Draw out every line with the word "Mice" from the listing below.

(Data records)
_ _ _ _ _ _ _

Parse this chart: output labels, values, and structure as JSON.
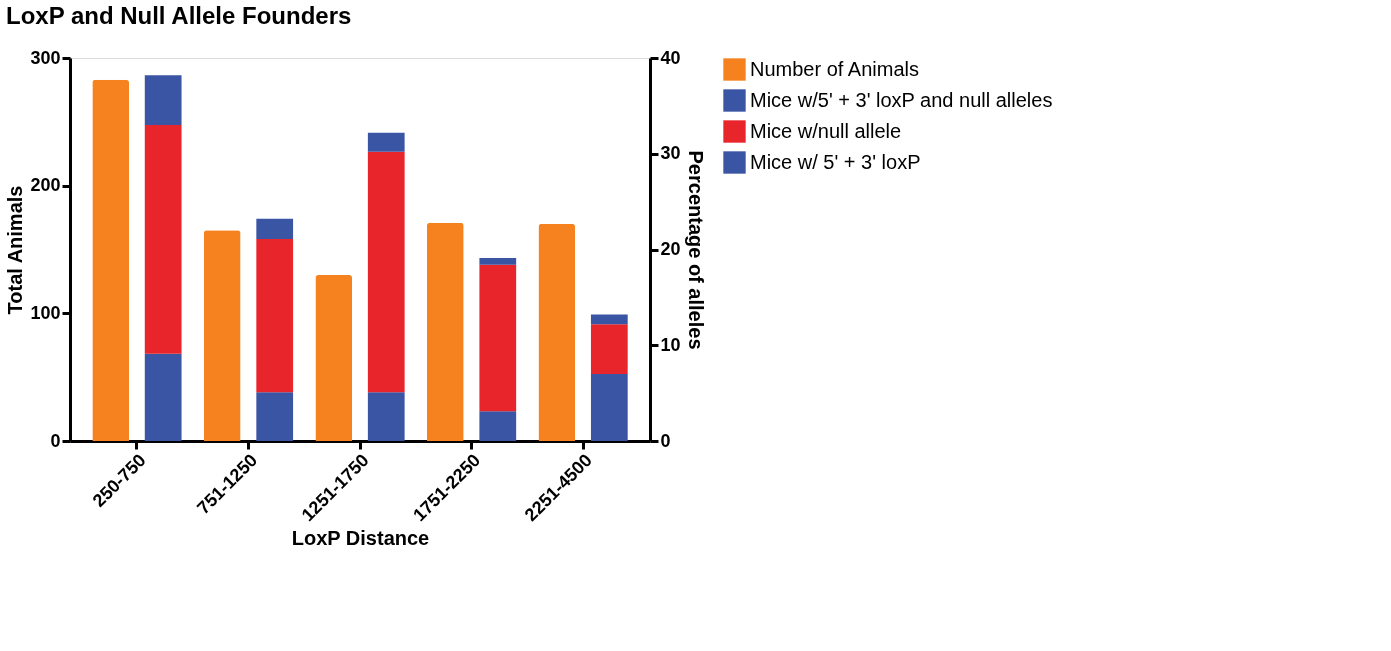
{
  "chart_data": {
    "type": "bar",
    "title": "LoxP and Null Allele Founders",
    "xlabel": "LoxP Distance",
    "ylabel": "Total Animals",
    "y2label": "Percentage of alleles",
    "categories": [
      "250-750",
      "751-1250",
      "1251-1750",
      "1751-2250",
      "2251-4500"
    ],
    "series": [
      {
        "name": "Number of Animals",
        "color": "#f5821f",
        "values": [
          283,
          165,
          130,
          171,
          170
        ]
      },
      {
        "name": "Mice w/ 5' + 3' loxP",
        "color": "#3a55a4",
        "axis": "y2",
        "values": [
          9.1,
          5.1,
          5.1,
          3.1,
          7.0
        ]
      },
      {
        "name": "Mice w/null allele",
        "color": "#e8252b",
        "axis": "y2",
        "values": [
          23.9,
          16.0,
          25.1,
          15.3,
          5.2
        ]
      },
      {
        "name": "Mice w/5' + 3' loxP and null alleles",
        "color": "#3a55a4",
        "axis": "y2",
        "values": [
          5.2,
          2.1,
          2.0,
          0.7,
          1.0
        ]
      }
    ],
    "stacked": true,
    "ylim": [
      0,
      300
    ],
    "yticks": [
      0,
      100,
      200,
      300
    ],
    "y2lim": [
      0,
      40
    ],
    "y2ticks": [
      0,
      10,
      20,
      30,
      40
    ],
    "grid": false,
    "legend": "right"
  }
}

_ _ _ _ _ _ _

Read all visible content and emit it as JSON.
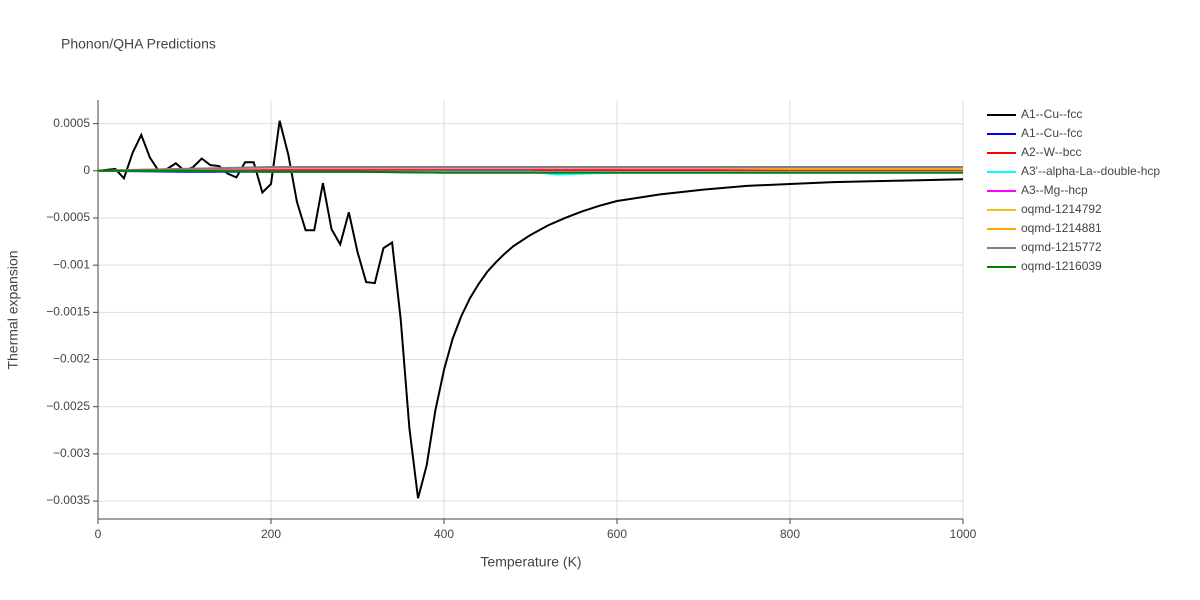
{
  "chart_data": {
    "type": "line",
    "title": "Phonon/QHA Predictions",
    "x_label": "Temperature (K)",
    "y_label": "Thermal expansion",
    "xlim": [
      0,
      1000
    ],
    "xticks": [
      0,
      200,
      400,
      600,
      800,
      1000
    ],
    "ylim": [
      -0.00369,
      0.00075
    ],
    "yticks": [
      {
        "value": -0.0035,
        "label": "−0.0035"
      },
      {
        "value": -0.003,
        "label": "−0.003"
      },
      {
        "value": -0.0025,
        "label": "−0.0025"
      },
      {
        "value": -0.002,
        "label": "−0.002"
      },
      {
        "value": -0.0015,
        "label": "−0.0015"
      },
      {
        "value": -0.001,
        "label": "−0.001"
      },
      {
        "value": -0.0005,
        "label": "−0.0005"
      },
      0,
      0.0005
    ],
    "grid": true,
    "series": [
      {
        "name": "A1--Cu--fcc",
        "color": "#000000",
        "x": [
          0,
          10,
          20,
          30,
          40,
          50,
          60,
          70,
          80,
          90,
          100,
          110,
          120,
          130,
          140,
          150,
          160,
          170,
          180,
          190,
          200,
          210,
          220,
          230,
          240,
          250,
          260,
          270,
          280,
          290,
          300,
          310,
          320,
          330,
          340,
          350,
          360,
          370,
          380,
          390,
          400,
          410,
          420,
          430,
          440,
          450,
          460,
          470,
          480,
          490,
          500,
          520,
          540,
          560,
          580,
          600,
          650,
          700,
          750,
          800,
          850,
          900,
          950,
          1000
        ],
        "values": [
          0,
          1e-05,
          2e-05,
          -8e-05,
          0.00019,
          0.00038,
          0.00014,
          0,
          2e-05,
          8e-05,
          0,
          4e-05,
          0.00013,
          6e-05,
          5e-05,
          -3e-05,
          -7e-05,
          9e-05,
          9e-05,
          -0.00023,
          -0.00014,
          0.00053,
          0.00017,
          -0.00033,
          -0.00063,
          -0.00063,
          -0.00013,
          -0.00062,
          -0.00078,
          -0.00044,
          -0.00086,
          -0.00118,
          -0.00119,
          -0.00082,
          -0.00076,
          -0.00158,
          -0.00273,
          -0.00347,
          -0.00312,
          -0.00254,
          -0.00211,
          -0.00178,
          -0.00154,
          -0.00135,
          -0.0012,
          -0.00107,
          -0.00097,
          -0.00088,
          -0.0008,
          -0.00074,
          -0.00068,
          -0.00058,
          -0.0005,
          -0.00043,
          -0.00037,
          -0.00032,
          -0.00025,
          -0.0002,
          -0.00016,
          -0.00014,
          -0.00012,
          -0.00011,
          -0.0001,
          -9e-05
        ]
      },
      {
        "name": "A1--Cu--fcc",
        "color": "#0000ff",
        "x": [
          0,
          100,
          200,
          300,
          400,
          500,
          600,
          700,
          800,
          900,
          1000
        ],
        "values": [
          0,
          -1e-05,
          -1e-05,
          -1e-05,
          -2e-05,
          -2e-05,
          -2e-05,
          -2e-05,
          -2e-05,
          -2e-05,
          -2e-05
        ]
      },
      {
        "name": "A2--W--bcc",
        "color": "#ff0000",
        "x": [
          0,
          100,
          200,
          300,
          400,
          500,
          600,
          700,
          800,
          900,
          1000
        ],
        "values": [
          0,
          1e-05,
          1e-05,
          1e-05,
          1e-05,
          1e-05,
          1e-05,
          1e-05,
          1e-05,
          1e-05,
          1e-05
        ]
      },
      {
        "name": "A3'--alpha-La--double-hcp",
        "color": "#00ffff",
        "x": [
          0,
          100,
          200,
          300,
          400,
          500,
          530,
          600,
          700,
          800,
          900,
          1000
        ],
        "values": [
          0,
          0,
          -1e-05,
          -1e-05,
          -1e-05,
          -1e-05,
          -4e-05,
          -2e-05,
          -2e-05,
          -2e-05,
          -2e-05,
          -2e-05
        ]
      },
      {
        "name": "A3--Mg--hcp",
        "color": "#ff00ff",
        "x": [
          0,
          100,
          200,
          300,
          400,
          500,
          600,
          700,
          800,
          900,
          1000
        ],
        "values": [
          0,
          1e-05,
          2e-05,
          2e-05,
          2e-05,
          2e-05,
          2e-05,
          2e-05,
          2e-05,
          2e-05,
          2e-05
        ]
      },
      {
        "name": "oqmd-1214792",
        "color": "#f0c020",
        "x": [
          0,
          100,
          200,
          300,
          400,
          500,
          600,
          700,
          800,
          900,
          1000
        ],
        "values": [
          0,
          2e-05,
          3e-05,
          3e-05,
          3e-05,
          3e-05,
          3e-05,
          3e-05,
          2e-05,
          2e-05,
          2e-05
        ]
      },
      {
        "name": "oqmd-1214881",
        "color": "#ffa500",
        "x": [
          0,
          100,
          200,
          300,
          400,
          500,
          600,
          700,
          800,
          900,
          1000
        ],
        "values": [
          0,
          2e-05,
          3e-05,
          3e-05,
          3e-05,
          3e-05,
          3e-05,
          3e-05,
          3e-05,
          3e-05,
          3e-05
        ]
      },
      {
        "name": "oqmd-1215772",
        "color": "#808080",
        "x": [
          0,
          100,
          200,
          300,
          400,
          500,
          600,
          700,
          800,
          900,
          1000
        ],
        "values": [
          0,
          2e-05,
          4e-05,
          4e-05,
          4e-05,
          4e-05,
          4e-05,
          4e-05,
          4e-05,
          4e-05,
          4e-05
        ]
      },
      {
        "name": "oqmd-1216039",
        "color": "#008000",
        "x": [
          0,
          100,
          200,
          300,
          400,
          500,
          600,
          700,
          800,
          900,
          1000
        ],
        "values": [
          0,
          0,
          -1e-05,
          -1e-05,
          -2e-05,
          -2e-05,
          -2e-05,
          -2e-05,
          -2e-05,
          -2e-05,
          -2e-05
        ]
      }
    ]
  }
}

_ _ _ _ _ _ _

◆ **EXERCISE RESPONSE**:
        "name": "Mice w/ 5' + 3' loxP",
        "name": "Mice w/null allele",
        "name": "Mice w/5' + 3' loxP and null alleles",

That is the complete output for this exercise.